GOAL 1:
Please return, character for character, the lines of the records that run from the line containing "x-tick-label: 1992 <box>113 520 132 558</box>" through the line containing "data-point-renunciation <box>275 337", both ends included.

READING TEXT:
········
Forcing SQL Server to pre-cache entire database in

2019-01-30 19:37发布

We have a client site with a 50Gb SQL 2012 database on a server with 100+ Gb of RAM.

As the application is used, SQL server does a great job of caching the db into memory but the performance increase from the caching occurs the SECOND time a query is run, not the first.

To try to maximize cache hits the first time queries are run, we wrote a proc that iterates through every index of every table within the entire DB, running this:

SELECT * INTO #Cache 
FROM ' + @tablename + ' WITH (INDEX (' + @indexname + '))'

In an attempt to force a big, ugly, contrived read for as much data as possible. We have it scheduled to run every 15 minutes, and it does a great job in general.

Without debating other bottlenecks, hardware specs, query plans, or query optimization, does anybody have any better ideas about how to accomplish this same task?

UPDATE
Thanks for the suggestions. Removed the "INTO #Cache". Tested & it didn't make a difference on filling the buffer.
Added: Instead of Select *, I'm selecting ONLY the keys from the Index. This (obviously) is more to-the-point and is much faster.
Added: Read & Cache Constraint Indexes also.

Here's the current code: (hope it's useful for somebody else)
········
GOAL 2:
Translate this sentence from the SQL Server caching thread into Spanish: "We have it scheduled to run every 15 minutes, and it does a great job in general."

RECORDS SHOWN:
········
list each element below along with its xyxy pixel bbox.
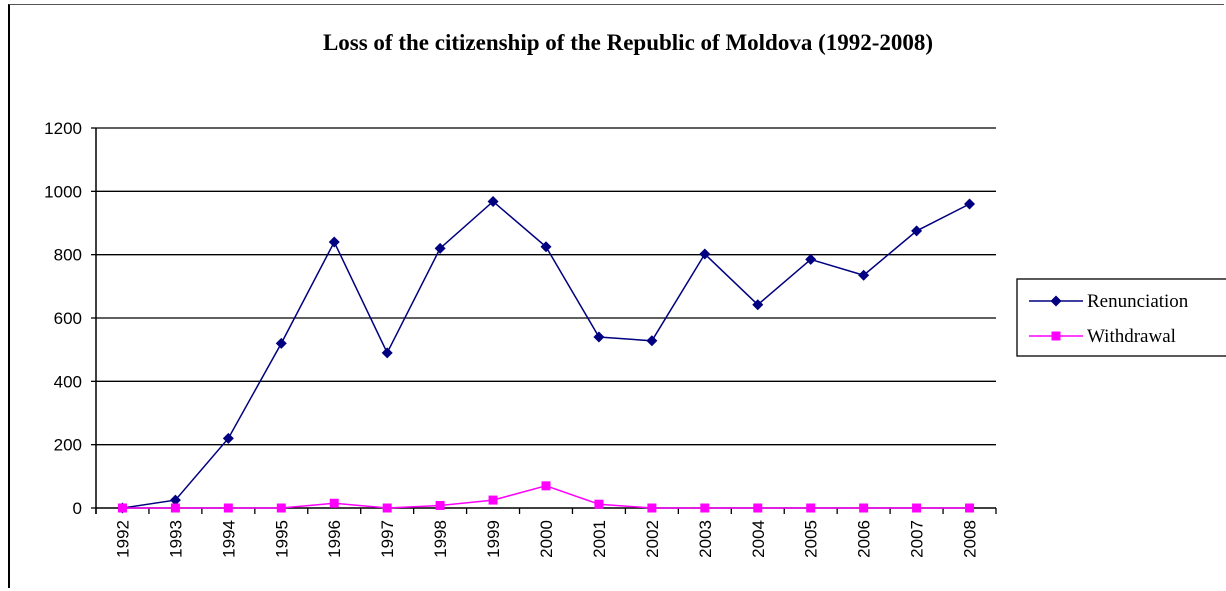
x-tick-label: 1992 <box>113 520 132 558</box>
data-point-renunciation <box>593 331 605 343</box>
x-tick-label: 2003 <box>696 520 715 558</box>
legend-label-withdrawal: Withdrawal <box>1087 326 1176 347</box>
data-point-withdrawal <box>912 503 922 513</box>
x-tick-label: 1994 <box>219 520 238 558</box>
x-tick-label: 2000 <box>537 520 556 558</box>
data-point-withdrawal <box>276 503 286 513</box>
x-tick-label: 2007 <box>908 520 927 558</box>
data-point-renunciation <box>964 198 976 210</box>
data-point-withdrawal <box>117 503 127 513</box>
x-tick-label: 1998 <box>431 520 450 558</box>
data-point-withdrawal <box>382 503 392 513</box>
data-point-withdrawal <box>647 503 657 513</box>
data-point-renunciation <box>381 347 393 359</box>
data-point-withdrawal <box>753 503 763 513</box>
data-point-withdrawal <box>806 503 816 513</box>
y-tick-label: 600 <box>54 309 82 328</box>
data-point-withdrawal <box>541 481 551 491</box>
y-tick-label: 400 <box>54 372 82 391</box>
x-tick-label: 1999 <box>484 520 503 558</box>
data-point-renunciation <box>275 337 287 349</box>
data-point-renunciation <box>752 299 764 311</box>
data-point-renunciation <box>699 248 711 260</box>
legend-marker-withdrawal <box>1051 331 1061 341</box>
axis-layer: 0 200 400 600 800 1000 1200 1992 1993 1994 1995 199… <box>44 119 997 558</box>
legend-label-renunciation: Renunciation <box>1087 291 1189 312</box>
data-point-withdrawal <box>488 495 498 505</box>
legend-marker-renunciation <box>1050 295 1062 307</box>
data-point-withdrawal <box>435 500 445 510</box>
data-point-withdrawal <box>700 503 710 513</box>
legend-box <box>1016 278 1226 357</box>
series-layer <box>116 195 976 514</box>
data-point-renunciation <box>487 195 499 207</box>
legend: Renunciation Withdrawal <box>1016 278 1226 357</box>
x-tick-label: 2001 <box>590 520 609 558</box>
data-point-renunciation <box>858 269 870 281</box>
data-point-renunciation <box>169 494 181 506</box>
data-point-withdrawal <box>329 498 339 508</box>
data-point-renunciation <box>805 253 817 265</box>
y-tick-label: 200 <box>54 436 82 455</box>
data-point-renunciation <box>328 236 340 248</box>
data-point-renunciation <box>434 242 446 254</box>
y-tick-label: 1000 <box>44 182 82 201</box>
data-point-renunciation <box>911 225 923 237</box>
data-point-renunciation <box>222 432 234 444</box>
data-point-withdrawal <box>594 499 604 509</box>
x-tick-label: 2008 <box>961 520 980 558</box>
x-tick-label: 1997 <box>378 520 397 558</box>
y-tick-label: 0 <box>73 499 82 518</box>
x-tick-label: 1993 <box>166 520 185 558</box>
x-tick-label: 2004 <box>749 520 768 558</box>
data-point-withdrawal <box>859 503 869 513</box>
data-point-withdrawal <box>223 503 233 513</box>
x-tick-label: 1995 <box>272 520 291 558</box>
chart-title: Loss of the citizenship of the Republic … <box>322 30 934 55</box>
data-point-withdrawal <box>965 503 975 513</box>
y-tick-label: 1200 <box>44 119 82 138</box>
y-tick-label: 800 <box>54 246 82 265</box>
grid-layer <box>96 127 996 446</box>
data-point-renunciation <box>646 335 658 347</box>
x-tick-label: 2006 <box>855 520 874 558</box>
x-tick-label: 2002 <box>643 520 662 558</box>
data-point-renunciation <box>540 241 552 253</box>
x-tick-label: 2005 <box>802 520 821 558</box>
data-point-withdrawal <box>170 503 180 513</box>
x-tick-label: 1996 <box>325 520 344 558</box>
········
TASK RESULT 1:
x-tick-label: 1992 <box>113 520 132 558</box>
data-point-renunciation <box>593 331 605 343</box>
x-tick-label: 2003 <box>696 520 715 558</box>
legend-label-withdrawal: Withdrawal <box>1087 326 1176 347</box>
data-point-withdrawal <box>912 503 922 513</box>
x-tick-label: 1994 <box>219 520 238 558</box>
x-tick-label: 2000 <box>537 520 556 558</box>
data-point-withdrawal <box>276 503 286 513</box>
x-tick-label: 2007 <box>908 520 927 558</box>
data-point-renunciation <box>964 198 976 210</box>
data-point-withdrawal <box>117 503 127 513</box>
x-tick-label: 1998 <box>431 520 450 558</box>
data-point-withdrawal <box>382 503 392 513</box>
data-point-withdrawal <box>647 503 657 513</box>
data-point-renunciation <box>381 347 393 359</box>
data-point-withdrawal <box>753 503 763 513</box>
data-point-withdrawal <box>806 503 816 513</box>
y-tick-label: 600 <box>54 309 82 328</box>
data-point-withdrawal <box>541 481 551 491</box>
y-tick-label: 400 <box>54 372 82 391</box>
x-tick-label: 1999 <box>484 520 503 558</box>
data-point-renunciation <box>275 337 287 349</box>

TASK RESULT 2:
Lo tenemos programado para ejecutarse cada 15 minutos y, en general, funciona muy bien.